PROVIDED DATA.
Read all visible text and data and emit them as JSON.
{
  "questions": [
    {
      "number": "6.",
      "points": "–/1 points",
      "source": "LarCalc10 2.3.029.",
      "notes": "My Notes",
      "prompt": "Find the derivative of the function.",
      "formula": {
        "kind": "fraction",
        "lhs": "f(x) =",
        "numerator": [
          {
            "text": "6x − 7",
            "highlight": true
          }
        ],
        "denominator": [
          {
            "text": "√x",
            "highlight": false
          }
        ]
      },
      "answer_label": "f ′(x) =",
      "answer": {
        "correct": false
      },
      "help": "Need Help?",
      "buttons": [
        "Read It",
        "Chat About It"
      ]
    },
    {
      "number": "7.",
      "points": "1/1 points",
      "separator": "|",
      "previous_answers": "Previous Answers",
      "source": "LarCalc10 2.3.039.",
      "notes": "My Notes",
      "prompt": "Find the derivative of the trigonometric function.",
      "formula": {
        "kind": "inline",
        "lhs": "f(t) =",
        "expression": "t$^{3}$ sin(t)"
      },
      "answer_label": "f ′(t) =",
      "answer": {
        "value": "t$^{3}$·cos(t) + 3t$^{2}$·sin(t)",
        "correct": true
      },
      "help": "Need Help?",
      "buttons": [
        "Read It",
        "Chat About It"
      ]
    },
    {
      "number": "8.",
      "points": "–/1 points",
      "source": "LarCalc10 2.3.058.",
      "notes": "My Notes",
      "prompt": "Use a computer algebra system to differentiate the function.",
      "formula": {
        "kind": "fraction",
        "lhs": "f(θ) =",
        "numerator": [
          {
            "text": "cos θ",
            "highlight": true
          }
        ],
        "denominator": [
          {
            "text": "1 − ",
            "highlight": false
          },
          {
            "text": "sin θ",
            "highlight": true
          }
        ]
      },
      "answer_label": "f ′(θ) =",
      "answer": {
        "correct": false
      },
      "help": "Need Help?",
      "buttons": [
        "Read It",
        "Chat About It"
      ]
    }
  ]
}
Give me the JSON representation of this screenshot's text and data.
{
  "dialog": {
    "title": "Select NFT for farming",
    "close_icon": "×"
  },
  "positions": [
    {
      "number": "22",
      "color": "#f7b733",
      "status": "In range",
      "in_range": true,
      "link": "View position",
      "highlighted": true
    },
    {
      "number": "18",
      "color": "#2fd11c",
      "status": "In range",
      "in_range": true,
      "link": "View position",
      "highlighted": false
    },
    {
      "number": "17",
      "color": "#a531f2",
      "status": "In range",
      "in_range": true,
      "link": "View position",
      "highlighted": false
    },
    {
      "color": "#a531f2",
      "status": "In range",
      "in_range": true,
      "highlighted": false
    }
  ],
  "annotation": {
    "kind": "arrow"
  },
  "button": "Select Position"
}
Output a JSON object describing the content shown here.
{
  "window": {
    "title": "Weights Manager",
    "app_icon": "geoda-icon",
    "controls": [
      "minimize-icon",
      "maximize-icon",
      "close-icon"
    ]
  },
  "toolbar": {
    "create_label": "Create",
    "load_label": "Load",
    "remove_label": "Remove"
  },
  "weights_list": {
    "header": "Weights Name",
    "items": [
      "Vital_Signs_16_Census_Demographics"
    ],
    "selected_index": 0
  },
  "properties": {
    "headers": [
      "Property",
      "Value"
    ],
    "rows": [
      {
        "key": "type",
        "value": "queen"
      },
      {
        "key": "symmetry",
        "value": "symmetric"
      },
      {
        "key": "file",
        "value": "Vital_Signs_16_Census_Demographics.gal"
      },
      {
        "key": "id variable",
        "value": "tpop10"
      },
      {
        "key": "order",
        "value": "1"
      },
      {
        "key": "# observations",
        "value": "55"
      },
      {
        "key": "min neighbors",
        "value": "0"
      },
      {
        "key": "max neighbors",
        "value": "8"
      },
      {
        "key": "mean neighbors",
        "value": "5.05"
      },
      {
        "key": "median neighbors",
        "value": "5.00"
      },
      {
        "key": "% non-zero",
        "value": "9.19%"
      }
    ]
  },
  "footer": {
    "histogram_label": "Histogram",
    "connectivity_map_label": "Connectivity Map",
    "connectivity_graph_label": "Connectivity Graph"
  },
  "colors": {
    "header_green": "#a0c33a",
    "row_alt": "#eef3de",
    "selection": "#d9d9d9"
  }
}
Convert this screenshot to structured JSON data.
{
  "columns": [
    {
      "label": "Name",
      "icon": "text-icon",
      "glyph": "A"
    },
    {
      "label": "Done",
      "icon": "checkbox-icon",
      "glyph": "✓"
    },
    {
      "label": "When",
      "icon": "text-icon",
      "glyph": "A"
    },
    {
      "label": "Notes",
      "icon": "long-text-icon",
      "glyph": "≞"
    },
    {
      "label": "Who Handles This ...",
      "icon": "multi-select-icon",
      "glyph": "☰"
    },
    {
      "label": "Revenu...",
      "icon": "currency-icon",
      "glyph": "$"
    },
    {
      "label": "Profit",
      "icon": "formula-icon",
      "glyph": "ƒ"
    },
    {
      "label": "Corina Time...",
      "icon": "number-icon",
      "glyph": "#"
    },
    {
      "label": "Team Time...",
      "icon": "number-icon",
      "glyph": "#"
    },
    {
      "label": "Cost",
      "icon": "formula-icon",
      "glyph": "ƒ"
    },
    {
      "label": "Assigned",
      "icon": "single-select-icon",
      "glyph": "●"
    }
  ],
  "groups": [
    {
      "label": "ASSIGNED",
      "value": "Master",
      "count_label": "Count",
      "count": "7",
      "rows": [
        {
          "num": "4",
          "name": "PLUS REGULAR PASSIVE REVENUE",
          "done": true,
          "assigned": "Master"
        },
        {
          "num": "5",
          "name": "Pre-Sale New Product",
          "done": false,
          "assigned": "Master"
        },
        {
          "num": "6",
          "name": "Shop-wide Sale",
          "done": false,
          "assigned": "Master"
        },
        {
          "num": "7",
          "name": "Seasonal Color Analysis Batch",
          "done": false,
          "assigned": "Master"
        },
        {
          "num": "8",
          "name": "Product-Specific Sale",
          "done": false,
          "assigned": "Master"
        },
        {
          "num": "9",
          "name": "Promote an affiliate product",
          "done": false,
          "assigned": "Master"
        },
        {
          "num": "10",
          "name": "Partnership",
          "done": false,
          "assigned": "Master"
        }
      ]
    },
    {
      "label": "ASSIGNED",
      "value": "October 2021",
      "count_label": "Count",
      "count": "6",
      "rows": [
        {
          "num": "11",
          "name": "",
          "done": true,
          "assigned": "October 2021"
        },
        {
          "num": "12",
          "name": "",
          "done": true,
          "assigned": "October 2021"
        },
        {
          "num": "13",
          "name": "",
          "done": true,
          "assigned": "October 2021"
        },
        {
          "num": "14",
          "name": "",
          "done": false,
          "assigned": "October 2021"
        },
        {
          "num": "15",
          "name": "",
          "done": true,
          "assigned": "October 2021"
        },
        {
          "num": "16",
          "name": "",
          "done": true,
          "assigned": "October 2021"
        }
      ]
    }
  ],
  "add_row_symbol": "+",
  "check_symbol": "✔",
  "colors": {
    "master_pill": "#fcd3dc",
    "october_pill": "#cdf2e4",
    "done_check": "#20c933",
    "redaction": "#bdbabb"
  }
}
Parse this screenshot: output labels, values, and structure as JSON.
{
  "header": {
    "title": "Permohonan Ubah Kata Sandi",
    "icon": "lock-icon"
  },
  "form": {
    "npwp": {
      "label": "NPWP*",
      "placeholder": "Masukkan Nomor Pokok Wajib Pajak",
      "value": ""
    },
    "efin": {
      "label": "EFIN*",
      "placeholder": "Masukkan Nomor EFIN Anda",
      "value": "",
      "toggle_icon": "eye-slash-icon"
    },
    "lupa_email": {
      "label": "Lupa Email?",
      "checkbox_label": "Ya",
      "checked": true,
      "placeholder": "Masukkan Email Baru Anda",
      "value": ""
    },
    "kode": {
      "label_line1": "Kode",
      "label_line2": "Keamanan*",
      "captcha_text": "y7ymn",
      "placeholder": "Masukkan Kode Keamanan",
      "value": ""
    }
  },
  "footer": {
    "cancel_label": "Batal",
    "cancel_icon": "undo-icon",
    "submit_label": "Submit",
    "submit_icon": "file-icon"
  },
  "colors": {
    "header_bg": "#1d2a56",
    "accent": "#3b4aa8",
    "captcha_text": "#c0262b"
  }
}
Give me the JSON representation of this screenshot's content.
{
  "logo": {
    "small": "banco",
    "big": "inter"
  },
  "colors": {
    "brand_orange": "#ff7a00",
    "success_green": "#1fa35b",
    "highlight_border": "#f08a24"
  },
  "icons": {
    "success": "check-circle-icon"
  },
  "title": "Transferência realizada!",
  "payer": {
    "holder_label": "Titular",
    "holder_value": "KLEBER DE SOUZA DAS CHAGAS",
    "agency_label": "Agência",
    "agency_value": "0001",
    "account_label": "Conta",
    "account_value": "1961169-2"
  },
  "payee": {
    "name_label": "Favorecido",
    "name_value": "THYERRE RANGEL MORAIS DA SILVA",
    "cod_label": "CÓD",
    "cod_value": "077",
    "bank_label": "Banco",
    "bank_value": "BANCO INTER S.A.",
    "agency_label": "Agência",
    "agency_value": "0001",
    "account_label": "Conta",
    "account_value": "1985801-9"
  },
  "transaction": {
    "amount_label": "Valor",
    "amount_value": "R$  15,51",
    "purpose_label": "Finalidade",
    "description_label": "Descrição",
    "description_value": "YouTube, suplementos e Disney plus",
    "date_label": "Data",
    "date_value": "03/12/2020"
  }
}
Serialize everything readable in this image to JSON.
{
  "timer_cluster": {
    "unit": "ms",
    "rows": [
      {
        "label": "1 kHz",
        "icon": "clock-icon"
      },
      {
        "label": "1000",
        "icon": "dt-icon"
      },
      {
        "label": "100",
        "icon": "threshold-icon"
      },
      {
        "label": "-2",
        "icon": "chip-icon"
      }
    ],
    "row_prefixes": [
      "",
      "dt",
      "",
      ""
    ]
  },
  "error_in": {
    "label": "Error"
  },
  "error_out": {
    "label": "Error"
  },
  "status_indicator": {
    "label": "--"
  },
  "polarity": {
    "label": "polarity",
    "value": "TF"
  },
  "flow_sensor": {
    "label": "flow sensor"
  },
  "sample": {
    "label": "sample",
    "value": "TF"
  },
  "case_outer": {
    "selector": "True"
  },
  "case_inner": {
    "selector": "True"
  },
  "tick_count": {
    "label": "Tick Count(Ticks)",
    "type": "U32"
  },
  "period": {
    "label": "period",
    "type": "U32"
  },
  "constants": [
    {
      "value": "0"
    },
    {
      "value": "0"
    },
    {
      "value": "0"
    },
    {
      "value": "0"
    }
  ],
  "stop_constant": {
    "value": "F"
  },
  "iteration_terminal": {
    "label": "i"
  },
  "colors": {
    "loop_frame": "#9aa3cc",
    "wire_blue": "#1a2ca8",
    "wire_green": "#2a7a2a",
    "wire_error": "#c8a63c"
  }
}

EXERCISE BRIEF. Take every line above carrying "representation" and return it.

PROBLEM SOLUTION.
Give me the JSON representation of this screenshot's text and data.
Give me the JSON representation of this screenshot's content.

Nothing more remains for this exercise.